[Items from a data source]
____
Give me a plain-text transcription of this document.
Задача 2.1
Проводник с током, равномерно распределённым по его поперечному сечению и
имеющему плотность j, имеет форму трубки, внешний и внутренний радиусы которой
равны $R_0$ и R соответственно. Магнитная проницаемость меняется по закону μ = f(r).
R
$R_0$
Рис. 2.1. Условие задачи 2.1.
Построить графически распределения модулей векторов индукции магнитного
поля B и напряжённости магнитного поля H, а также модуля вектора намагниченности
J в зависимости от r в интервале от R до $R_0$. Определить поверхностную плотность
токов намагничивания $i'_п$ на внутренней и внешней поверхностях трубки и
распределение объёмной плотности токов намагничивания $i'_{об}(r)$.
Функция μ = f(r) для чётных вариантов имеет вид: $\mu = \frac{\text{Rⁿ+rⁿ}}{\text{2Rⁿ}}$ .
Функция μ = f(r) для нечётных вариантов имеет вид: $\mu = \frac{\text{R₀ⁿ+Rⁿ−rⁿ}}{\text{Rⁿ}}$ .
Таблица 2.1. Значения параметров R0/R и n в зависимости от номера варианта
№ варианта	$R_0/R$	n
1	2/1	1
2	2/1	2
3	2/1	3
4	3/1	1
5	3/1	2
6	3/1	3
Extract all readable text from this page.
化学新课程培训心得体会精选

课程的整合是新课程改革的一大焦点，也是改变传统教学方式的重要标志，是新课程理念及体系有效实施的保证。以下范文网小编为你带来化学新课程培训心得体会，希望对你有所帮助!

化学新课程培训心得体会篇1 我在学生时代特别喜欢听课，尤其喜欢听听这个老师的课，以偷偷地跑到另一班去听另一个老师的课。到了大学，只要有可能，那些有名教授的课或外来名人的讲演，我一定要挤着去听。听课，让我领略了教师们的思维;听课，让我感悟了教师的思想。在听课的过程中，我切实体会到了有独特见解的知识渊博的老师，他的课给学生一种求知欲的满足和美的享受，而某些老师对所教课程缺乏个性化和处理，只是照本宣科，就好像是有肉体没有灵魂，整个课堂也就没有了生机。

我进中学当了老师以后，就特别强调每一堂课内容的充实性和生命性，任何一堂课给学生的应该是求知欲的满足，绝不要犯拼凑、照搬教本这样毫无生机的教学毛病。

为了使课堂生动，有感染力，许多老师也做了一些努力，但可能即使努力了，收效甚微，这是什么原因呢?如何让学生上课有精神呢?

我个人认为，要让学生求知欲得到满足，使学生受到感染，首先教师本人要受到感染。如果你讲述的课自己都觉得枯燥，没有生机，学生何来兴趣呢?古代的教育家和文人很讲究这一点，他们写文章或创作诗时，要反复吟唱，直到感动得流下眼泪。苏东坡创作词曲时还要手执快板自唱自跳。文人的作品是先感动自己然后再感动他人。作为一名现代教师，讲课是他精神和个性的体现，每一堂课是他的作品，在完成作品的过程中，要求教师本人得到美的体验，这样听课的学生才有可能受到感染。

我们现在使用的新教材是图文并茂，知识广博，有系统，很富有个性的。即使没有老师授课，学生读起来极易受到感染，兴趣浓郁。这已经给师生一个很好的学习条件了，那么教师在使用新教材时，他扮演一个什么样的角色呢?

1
____
● What you should do
Quote the data above in full, changing nothing.

● Written solution
Give me a plain-text transcription of this document.
Задача 2.1
Проводник с током, равномерно распределённым по его поперечному сечению и
имеющему плотность j, имеет форму трубки, внешний и внутренний радиусы которой
равны $R_0$ и R соответственно. Магнитная проницаемость меняется по закону μ = f(r).
R
$R_0$
Рис. 2.1. Условие задачи 2.1.
Построить графически распределения модулей векторов индукции магнитного
поля B и напряжённости магнитного поля H, а также модуля вектора намагниченности
J в зависимости от r в интервале от R до $R_0$. Определить поверхностную плотность
токов намагничивания $i'_п$ на внутренней и внешней поверхностях трубки и
распределение объёмной плотности токов намагничивания $i'_{об}(r)$.
Функция μ = f(r) для чётных вариантов имеет вид: $\mu = \frac{\text{Rⁿ+rⁿ}}{\text{2Rⁿ}}$ .
Функция μ = f(r) для нечётных вариантов имеет вид: $\mu = \frac{\text{R₀ⁿ+Rⁿ−rⁿ}}{\text{Rⁿ}}$ .
Таблица 2.1. Значения параметров R0/R и n в зависимости от номера варианта
№ варианта	$R_0/R$	n
1	2/1	1
2	2/1	2
3	2/1	3
4	3/1	1
5	3/1	2
6	3/1	3
Extract all readable text from this page.
化学新课程培训心得体会精选

课程的整合是新课程改革的一大焦点，也是改变传统教学方式的重要标志，是新课程理念及体系有效实施的保证。以下范文网小编为你带来化学新课程培训心得体会，希望对你有所帮助!

化学新课程培训心得体会篇1 我在学生时代特别喜欢听课，尤其喜欢听听这个老师的课，以偷偷地跑到另一班去听另一个老师的课。到了大学，只要有可能，那些有名教授的课或外来名人的讲演，我一定要挤着去听。听课，让我领略了教师们的思维;听课，让我感悟了教师的思想。在听课的过程中，我切实体会到了有独特见解的知识渊博的老师，他的课给学生一种求知欲的满足和美的享受，而某些老师对所教课程缺乏个性化和处理，只是照本宣科，就好像是有肉体没有灵魂，整个课堂也就没有了生机。

我进中学当了老师以后，就特别强调每一堂课内容的充实性和生命性，任何一堂课给学生的应该是求知欲的满足，绝不要犯拼凑、照搬教本这样毫无生机的教学毛病。

为了使课堂生动，有感染力，许多老师也做了一些努力，但可能即使努力了，收效甚微，这是什么原因呢?如何让学生上课有精神呢?

我个人认为，要让学生求知欲得到满足，使学生受到感染，首先教师本人要受到感染。如果你讲述的课自己都觉得枯燥，没有生机，学生何来兴趣呢?古代的教育家和文人很讲究这一点，他们写文章或创作诗时，要反复吟唱，直到感动得流下眼泪。苏东坡创作词曲时还要手执快板自唱自跳。文人的作品是先感动自己然后再感动他人。作为一名现代教师，讲课是他精神和个性的体现，每一堂课是他的作品，在完成作品的过程中，要求教师本人得到美的体验，这样听课的学生才有可能受到感染。

我们现在使用的新教材是图文并茂，知识广博，有系统，很富有个性的。即使没有老师授课，学生读起来极易受到感染，兴趣浓郁。这已经给师生一个很好的学习条件了，那么教师在使用新教材时，他扮演一个什么样的角色呢?

1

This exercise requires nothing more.